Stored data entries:
....

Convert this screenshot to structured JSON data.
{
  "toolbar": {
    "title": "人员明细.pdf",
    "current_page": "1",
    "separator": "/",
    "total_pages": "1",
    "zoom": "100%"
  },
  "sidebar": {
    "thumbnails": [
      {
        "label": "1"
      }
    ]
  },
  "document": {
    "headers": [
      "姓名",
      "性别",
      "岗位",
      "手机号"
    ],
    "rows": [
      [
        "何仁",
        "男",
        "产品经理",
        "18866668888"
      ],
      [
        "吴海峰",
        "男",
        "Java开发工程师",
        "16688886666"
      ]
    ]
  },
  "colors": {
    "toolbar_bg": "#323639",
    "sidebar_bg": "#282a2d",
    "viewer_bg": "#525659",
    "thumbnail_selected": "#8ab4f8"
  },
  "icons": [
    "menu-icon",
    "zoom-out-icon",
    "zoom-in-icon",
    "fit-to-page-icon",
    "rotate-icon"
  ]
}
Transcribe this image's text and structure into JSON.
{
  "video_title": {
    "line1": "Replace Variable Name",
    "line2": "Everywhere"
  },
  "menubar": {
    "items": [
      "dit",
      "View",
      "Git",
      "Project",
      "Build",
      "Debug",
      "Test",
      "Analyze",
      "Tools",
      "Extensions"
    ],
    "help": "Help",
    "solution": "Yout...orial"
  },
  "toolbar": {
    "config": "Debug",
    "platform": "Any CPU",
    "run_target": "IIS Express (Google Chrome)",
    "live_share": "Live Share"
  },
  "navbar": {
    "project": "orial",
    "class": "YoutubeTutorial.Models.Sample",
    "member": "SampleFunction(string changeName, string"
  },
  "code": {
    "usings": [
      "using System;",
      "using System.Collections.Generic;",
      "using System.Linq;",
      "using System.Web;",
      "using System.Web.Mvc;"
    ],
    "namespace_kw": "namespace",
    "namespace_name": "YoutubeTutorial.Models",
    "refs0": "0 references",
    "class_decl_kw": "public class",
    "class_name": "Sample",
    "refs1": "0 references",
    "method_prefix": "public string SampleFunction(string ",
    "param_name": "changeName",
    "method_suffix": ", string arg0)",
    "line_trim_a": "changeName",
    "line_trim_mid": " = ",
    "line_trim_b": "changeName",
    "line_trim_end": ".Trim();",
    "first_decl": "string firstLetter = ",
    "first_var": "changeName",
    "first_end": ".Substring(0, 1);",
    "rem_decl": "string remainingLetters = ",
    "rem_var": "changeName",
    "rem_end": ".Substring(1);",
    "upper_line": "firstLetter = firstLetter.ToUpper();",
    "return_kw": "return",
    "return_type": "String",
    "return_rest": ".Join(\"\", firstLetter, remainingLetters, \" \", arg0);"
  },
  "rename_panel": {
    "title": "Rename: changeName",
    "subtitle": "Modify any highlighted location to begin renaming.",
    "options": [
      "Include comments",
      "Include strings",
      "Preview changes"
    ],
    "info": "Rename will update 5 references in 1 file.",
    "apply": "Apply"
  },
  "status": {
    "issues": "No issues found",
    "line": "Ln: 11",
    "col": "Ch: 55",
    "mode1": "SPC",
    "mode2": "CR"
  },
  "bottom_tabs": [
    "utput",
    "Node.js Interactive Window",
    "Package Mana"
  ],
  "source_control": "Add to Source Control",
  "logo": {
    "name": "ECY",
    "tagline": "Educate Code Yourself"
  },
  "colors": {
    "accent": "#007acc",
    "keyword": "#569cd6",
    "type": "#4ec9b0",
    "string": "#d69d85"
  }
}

....

Prompt: Give the count of lines in the records that contain "System", and no other text.

Output of the task: 5